Copy all of the material exactly. Pictures are not to appear in the copy.

DATASET ROWS
····················

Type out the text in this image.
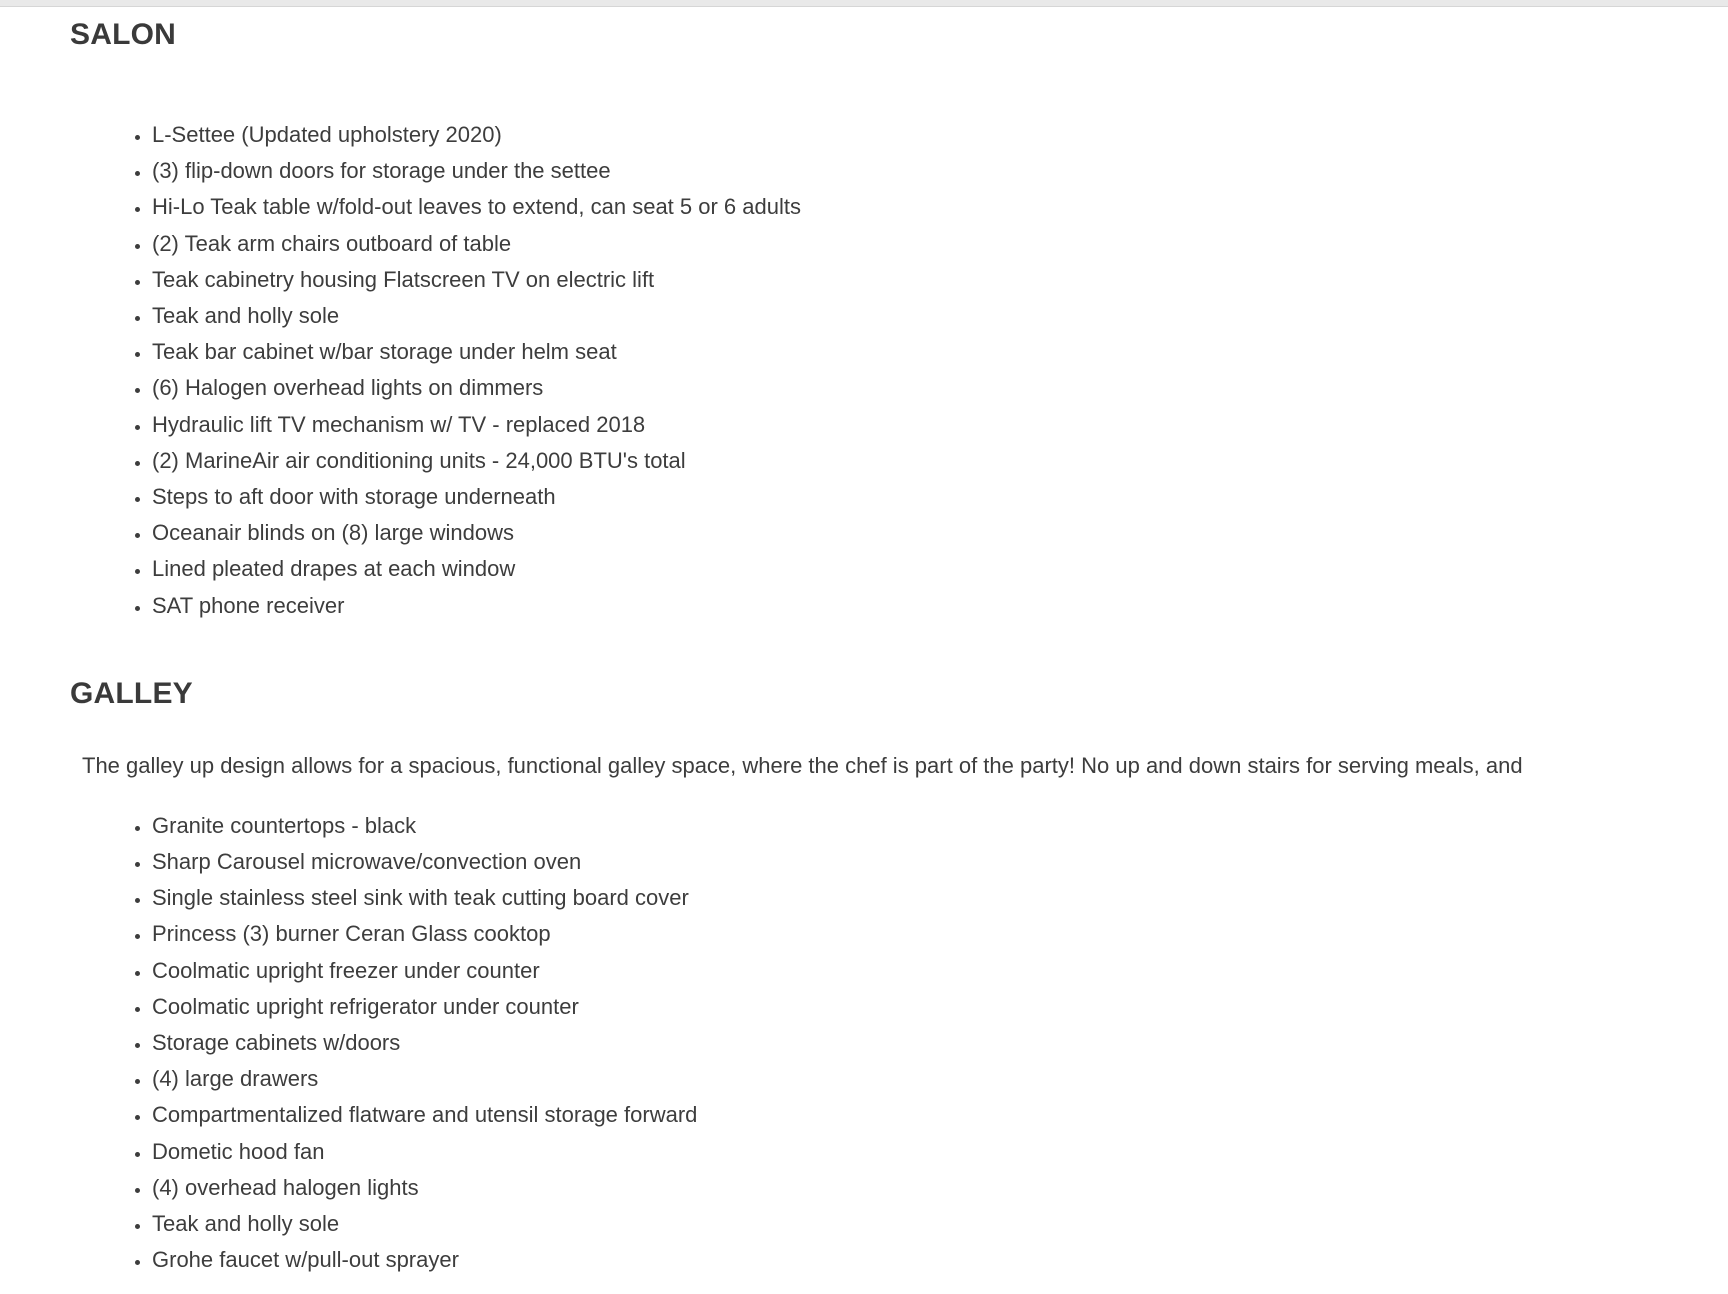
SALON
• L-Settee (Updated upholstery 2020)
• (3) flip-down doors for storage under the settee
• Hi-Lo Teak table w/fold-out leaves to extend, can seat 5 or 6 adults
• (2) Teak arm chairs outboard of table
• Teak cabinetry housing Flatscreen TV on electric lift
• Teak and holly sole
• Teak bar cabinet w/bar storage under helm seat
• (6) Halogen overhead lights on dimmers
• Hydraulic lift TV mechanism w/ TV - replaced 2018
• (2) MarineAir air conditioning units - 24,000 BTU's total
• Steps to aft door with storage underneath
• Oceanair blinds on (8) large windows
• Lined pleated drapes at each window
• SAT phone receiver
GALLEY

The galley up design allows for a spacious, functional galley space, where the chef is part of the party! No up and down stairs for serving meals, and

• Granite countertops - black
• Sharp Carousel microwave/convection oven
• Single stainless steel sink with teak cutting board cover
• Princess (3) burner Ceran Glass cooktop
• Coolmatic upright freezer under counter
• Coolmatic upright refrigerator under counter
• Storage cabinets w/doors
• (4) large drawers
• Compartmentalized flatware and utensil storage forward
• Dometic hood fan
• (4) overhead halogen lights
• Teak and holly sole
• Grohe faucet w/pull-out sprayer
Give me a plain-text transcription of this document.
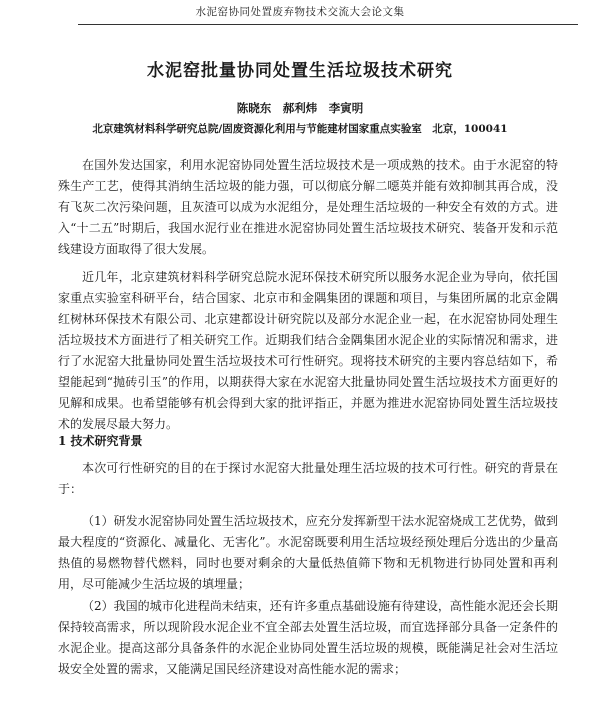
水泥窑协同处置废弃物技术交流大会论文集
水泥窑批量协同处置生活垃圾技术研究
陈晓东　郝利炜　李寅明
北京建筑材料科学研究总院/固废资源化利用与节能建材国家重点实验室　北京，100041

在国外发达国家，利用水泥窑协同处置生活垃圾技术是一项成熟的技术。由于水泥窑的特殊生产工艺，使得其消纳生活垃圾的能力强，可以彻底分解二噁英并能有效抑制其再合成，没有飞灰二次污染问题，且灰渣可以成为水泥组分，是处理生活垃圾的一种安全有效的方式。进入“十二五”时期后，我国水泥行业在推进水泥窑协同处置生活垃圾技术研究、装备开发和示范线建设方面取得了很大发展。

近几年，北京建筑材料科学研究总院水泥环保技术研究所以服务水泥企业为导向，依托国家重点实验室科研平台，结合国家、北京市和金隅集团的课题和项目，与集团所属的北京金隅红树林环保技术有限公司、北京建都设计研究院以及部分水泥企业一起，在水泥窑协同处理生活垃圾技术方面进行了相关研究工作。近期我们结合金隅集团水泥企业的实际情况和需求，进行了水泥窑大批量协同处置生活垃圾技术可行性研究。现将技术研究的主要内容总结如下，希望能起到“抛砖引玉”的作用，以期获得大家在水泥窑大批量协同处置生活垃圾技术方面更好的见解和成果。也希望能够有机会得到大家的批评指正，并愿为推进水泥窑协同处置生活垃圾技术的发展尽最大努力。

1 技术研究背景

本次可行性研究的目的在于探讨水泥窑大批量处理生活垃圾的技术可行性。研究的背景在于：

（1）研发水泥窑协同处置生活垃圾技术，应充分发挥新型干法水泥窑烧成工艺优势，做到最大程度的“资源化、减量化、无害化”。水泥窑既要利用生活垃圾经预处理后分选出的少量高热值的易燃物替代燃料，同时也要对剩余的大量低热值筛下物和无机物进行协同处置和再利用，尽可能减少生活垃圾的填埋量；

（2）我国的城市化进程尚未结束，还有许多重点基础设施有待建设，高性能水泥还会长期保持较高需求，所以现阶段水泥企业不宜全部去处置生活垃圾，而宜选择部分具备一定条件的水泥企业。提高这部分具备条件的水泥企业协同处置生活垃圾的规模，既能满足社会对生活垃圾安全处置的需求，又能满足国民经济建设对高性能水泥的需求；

····················

SOLUTION FOR THIS PROBLEM
Type out the text in this image.
SALON
• L-Settee (Updated upholstery 2020)
• (3) flip-down doors for storage under the settee
• Hi-Lo Teak table w/fold-out leaves to extend, can seat 5 or 6 adults
• (2) Teak arm chairs outboard of table
• Teak cabinetry housing Flatscreen TV on electric lift
• Teak and holly sole
• Teak bar cabinet w/bar storage under helm seat
• (6) Halogen overhead lights on dimmers
• Hydraulic lift TV mechanism w/ TV - replaced 2018
• (2) MarineAir air conditioning units - 24,000 BTU's total
• Steps to aft door with storage underneath
• Oceanair blinds on (8) large windows
• Lined pleated drapes at each window
• SAT phone receiver
GALLEY

The galley up design allows for a spacious, functional galley space, where the chef is part of the party! No up and down stairs for serving meals, and

• Granite countertops - black
• Sharp Carousel microwave/convection oven
• Single stainless steel sink with teak cutting board cover
• Princess (3) burner Ceran Glass cooktop
• Coolmatic upright freezer under counter
• Coolmatic upright refrigerator under counter
• Storage cabinets w/doors
• (4) large drawers
• Compartmentalized flatware and utensil storage forward
• Dometic hood fan
• (4) overhead halogen lights
• Teak and holly sole
• Grohe faucet w/pull-out sprayer
Give me a plain-text transcription of this document.
水泥窑协同处置废弃物技术交流大会论文集
水泥窑批量协同处置生活垃圾技术研究
陈晓东　郝利炜　李寅明
北京建筑材料科学研究总院/固废资源化利用与节能建材国家重点实验室　北京，100041

在国外发达国家，利用水泥窑协同处置生活垃圾技术是一项成熟的技术。由于水泥窑的特殊生产工艺，使得其消纳生活垃圾的能力强，可以彻底分解二噁英并能有效抑制其再合成，没有飞灰二次污染问题，且灰渣可以成为水泥组分，是处理生活垃圾的一种安全有效的方式。进入“十二五”时期后，我国水泥行业在推进水泥窑协同处置生活垃圾技术研究、装备开发和示范线建设方面取得了很大发展。

近几年，北京建筑材料科学研究总院水泥环保技术研究所以服务水泥企业为导向，依托国家重点实验室科研平台，结合国家、北京市和金隅集团的课题和项目，与集团所属的北京金隅红树林环保技术有限公司、北京建都设计研究院以及部分水泥企业一起，在水泥窑协同处理生活垃圾技术方面进行了相关研究工作。近期我们结合金隅集团水泥企业的实际情况和需求，进行了水泥窑大批量协同处置生活垃圾技术可行性研究。现将技术研究的主要内容总结如下，希望能起到“抛砖引玉”的作用，以期获得大家在水泥窑大批量协同处置生活垃圾技术方面更好的见解和成果。也希望能够有机会得到大家的批评指正，并愿为推进水泥窑协同处置生活垃圾技术的发展尽最大努力。

1 技术研究背景

本次可行性研究的目的在于探讨水泥窑大批量处理生活垃圾的技术可行性。研究的背景在于：

（1）研发水泥窑协同处置生活垃圾技术，应充分发挥新型干法水泥窑烧成工艺优势，做到最大程度的“资源化、减量化、无害化”。水泥窑既要利用生活垃圾经预处理后分选出的少量高热值的易燃物替代燃料，同时也要对剩余的大量低热值筛下物和无机物进行协同处置和再利用，尽可能减少生活垃圾的填埋量；

（2）我国的城市化进程尚未结束，还有许多重点基础设施有待建设，高性能水泥还会长期保持较高需求，所以现阶段水泥企业不宜全部去处置生活垃圾，而宜选择部分具备一定条件的水泥企业。提高这部分具备条件的水泥企业协同处置生活垃圾的规模，既能满足社会对生活垃圾安全处置的需求，又能满足国民经济建设对高性能水泥的需求；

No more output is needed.